- _WHAT YOU NEED TO DO_
Reproduce every item below with each "table-cell-benefit" swapped for "table-cell-advantage" and everything else unchanged, omitting the pictures from your answer.
##########
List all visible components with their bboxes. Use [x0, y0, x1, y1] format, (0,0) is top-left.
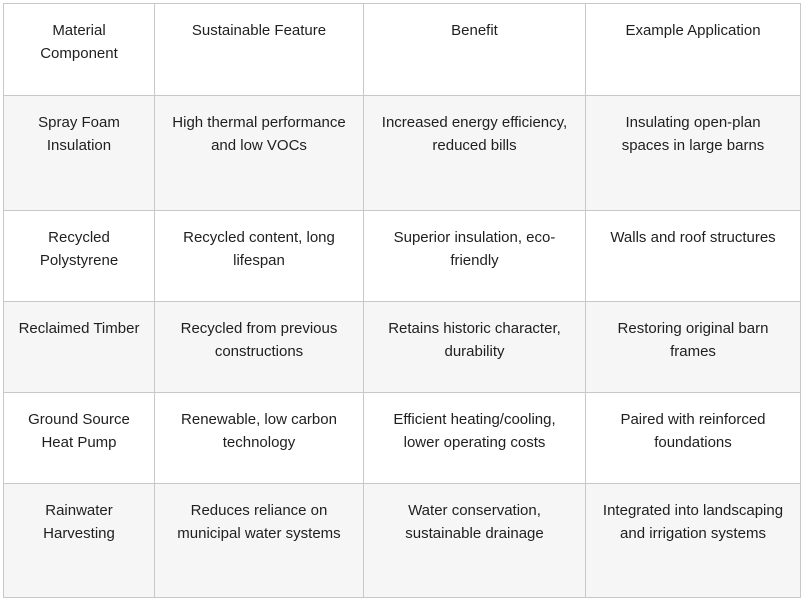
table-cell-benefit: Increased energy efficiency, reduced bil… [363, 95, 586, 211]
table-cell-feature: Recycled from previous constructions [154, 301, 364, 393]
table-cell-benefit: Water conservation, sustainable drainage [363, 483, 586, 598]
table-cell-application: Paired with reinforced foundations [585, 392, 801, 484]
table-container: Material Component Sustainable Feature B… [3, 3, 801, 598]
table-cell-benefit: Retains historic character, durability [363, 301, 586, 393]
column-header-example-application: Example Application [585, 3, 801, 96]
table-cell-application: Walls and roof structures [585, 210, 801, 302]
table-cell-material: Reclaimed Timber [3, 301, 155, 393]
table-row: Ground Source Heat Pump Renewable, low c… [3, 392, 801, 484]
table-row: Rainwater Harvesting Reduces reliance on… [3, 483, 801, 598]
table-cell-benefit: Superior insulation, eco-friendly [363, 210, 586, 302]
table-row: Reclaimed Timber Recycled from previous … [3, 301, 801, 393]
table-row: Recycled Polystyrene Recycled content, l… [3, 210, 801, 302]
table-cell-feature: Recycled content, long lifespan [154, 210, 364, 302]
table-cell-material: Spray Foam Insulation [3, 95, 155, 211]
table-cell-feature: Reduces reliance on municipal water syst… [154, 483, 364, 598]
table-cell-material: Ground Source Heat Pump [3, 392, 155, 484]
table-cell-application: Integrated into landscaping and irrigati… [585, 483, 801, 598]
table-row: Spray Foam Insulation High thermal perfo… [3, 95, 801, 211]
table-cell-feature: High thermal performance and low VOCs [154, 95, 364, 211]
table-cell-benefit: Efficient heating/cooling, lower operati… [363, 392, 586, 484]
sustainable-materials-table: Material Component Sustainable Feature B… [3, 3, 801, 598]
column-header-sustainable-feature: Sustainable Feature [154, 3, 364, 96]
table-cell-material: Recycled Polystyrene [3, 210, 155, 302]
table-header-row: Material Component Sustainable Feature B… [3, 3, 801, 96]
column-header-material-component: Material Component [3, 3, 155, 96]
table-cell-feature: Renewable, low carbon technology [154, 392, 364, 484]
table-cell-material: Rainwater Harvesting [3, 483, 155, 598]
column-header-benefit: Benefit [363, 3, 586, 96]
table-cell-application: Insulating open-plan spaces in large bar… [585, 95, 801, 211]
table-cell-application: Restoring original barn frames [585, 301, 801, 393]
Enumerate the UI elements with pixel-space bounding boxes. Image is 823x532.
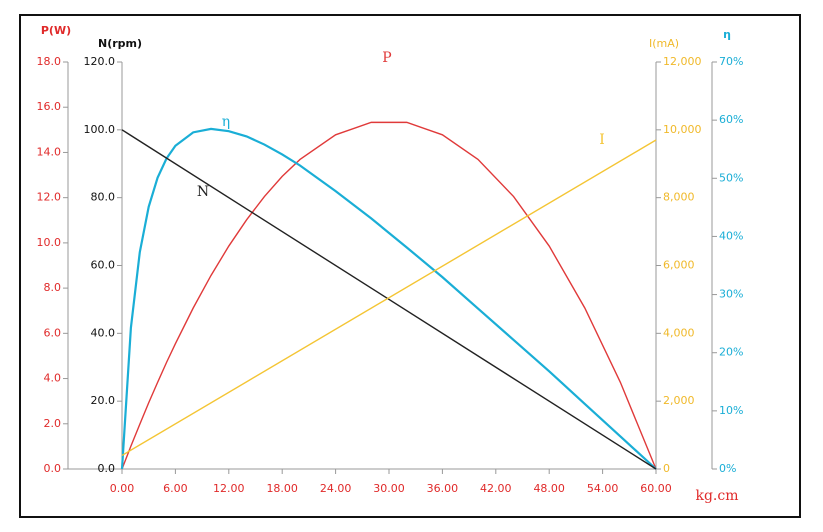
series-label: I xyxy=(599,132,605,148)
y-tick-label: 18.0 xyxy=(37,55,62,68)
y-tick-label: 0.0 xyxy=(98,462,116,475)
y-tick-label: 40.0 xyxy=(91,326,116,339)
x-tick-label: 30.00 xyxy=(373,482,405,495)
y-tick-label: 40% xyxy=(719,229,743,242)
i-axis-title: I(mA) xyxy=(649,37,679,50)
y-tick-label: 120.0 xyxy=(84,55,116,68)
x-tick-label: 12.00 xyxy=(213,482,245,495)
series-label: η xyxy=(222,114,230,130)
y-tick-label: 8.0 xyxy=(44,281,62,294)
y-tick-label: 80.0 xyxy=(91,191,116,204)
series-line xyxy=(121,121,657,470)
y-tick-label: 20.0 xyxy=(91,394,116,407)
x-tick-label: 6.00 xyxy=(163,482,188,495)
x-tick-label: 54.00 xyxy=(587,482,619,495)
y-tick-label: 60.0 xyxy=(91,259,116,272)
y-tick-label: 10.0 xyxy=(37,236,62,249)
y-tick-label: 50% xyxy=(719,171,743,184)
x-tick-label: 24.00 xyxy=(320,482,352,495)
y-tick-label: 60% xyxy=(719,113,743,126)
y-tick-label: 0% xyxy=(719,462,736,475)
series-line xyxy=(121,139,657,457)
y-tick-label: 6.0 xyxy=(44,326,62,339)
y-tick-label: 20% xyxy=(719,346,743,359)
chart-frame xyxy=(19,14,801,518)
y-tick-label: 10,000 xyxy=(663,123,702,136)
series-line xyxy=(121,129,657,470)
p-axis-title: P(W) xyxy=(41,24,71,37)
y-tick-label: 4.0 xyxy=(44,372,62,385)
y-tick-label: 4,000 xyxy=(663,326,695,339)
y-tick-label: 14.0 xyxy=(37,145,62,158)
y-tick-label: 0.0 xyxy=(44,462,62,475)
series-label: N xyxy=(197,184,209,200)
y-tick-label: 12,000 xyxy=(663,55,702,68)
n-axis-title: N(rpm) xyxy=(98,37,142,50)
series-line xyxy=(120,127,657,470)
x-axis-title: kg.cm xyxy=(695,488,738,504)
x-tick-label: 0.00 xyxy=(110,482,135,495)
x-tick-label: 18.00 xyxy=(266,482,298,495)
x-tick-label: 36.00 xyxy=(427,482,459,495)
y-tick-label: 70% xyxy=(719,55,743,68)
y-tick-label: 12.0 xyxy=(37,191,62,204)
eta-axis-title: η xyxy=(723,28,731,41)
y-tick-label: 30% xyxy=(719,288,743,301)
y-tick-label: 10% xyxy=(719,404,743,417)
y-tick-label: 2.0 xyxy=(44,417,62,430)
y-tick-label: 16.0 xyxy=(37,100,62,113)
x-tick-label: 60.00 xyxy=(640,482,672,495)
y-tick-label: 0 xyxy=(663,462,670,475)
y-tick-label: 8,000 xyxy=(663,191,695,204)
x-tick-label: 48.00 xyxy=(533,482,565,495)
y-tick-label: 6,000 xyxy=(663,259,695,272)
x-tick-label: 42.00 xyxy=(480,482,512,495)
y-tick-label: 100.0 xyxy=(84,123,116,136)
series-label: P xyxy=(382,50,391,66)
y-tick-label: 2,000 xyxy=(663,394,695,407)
##########
- _ANSWER TO THE TASK_
List all visible components with their bboxes. Use [x0, y0, x1, y1] format, (0,0) is top-left.
table-cell-advantage: Increased energy efficiency, reduced bil… [363, 95, 586, 211]
table-cell-feature: Recycled from previous constructions [154, 301, 364, 393]
table-cell-advantage: Water conservation, sustainable drainage [363, 483, 586, 598]
table-cell-application: Paired with reinforced foundations [585, 392, 801, 484]
table-container: Material Component Sustainable Feature B… [3, 3, 801, 598]
table-cell-advantage: Retains historic character, durability [363, 301, 586, 393]
column-header-example-application: Example Application [585, 3, 801, 96]
table-cell-application: Walls and roof structures [585, 210, 801, 302]
table-cell-material: Reclaimed Timber [3, 301, 155, 393]
table-row: Ground Source Heat Pump Renewable, low c… [3, 392, 801, 484]
table-row: Rainwater Harvesting Reduces reliance on… [3, 483, 801, 598]
table-cell-advantage: Superior insulation, eco-friendly [363, 210, 586, 302]
table-row: Reclaimed Timber Recycled from previous … [3, 301, 801, 393]
table-row: Recycled Polystyrene Recycled content, l… [3, 210, 801, 302]
table-cell-feature: Recycled content, long lifespan [154, 210, 364, 302]
table-cell-material: Spray Foam Insulation [3, 95, 155, 211]
table-cell-feature: Reduces reliance on municipal water syst… [154, 483, 364, 598]
table-cell-material: Ground Source Heat Pump [3, 392, 155, 484]
table-cell-application: Integrated into landscaping and irrigati… [585, 483, 801, 598]
table-row: Spray Foam Insulation High thermal perfo… [3, 95, 801, 211]
table-cell-feature: High thermal performance and low VOCs [154, 95, 364, 211]
table-cell-advantage: Efficient heating/cooling, lower operati… [363, 392, 586, 484]
sustainable-materials-table: Material Component Sustainable Feature B… [3, 3, 801, 598]
column-header-sustainable-feature: Sustainable Feature [154, 3, 364, 96]
table-cell-material: Recycled Polystyrene [3, 210, 155, 302]
table-header-row: Material Component Sustainable Feature B… [3, 3, 801, 96]
column-header-material-component: Material Component [3, 3, 155, 96]
table-cell-feature: Renewable, low carbon technology [154, 392, 364, 484]
table-cell-material: Rainwater Harvesting [3, 483, 155, 598]
column-header-benefit: Benefit [363, 3, 586, 96]
table-cell-application: Insulating open-plan spaces in large bar… [585, 95, 801, 211]
table-cell-application: Restoring original barn frames [585, 301, 801, 393]
Enumerate the UI elements with pixel-space bounding boxes. Image is 823x532.
series-label: I xyxy=(599,132,605,148)
y-tick-label: 18.0 xyxy=(37,55,62,68)
y-tick-label: 0.0 xyxy=(98,462,116,475)
y-tick-label: 40.0 xyxy=(91,326,116,339)
x-tick-label: 30.00 xyxy=(373,482,405,495)
y-tick-label: 40% xyxy=(719,229,743,242)
i-axis-title: I(mA) xyxy=(649,37,679,50)
y-tick-label: 120.0 xyxy=(84,55,116,68)
x-tick-label: 12.00 xyxy=(213,482,245,495)
series-label: η xyxy=(222,114,230,130)
y-tick-label: 8.0 xyxy=(44,281,62,294)
y-tick-label: 80.0 xyxy=(91,191,116,204)
series-line xyxy=(121,121,657,470)
y-tick-label: 20.0 xyxy=(91,394,116,407)
x-tick-label: 6.00 xyxy=(163,482,188,495)
x-tick-label: 54.00 xyxy=(587,482,619,495)
y-tick-label: 60.0 xyxy=(91,259,116,272)
y-tick-label: 10.0 xyxy=(37,236,62,249)
y-tick-label: 50% xyxy=(719,171,743,184)
x-tick-label: 24.00 xyxy=(320,482,352,495)
y-tick-label: 60% xyxy=(719,113,743,126)
y-tick-label: 0% xyxy=(719,462,736,475)
series-line xyxy=(121,139,657,457)
y-tick-label: 6.0 xyxy=(44,326,62,339)
y-tick-label: 20% xyxy=(719,346,743,359)
chart-frame xyxy=(19,14,801,518)
y-tick-label: 10,000 xyxy=(663,123,702,136)
series-line xyxy=(121,129,657,470)
p-axis-title: P(W) xyxy=(41,24,71,37)
y-tick-label: 4.0 xyxy=(44,372,62,385)
y-tick-label: 4,000 xyxy=(663,326,695,339)
y-tick-label: 14.0 xyxy=(37,145,62,158)
y-tick-label: 0.0 xyxy=(44,462,62,475)
series-label: N xyxy=(197,184,209,200)
y-tick-label: 12,000 xyxy=(663,55,702,68)
n-axis-title: N(rpm) xyxy=(98,37,142,50)
series-line xyxy=(120,127,657,470)
x-axis-title: kg.cm xyxy=(695,488,738,504)
x-tick-label: 0.00 xyxy=(110,482,135,495)
x-tick-label: 18.00 xyxy=(266,482,298,495)
x-tick-label: 36.00 xyxy=(427,482,459,495)
y-tick-label: 70% xyxy=(719,55,743,68)
y-tick-label: 12.0 xyxy=(37,191,62,204)
eta-axis-title: η xyxy=(723,28,731,41)
y-tick-label: 30% xyxy=(719,288,743,301)
y-tick-label: 10% xyxy=(719,404,743,417)
y-tick-label: 2.0 xyxy=(44,417,62,430)
y-tick-label: 16.0 xyxy=(37,100,62,113)
x-tick-label: 60.00 xyxy=(640,482,672,495)
y-tick-label: 0 xyxy=(663,462,670,475)
y-tick-label: 8,000 xyxy=(663,191,695,204)
x-tick-label: 48.00 xyxy=(533,482,565,495)
y-tick-label: 6,000 xyxy=(663,259,695,272)
x-tick-label: 42.00 xyxy=(480,482,512,495)
y-tick-label: 100.0 xyxy=(84,123,116,136)
series-label: P xyxy=(382,50,391,66)
y-tick-label: 2,000 xyxy=(663,394,695,407)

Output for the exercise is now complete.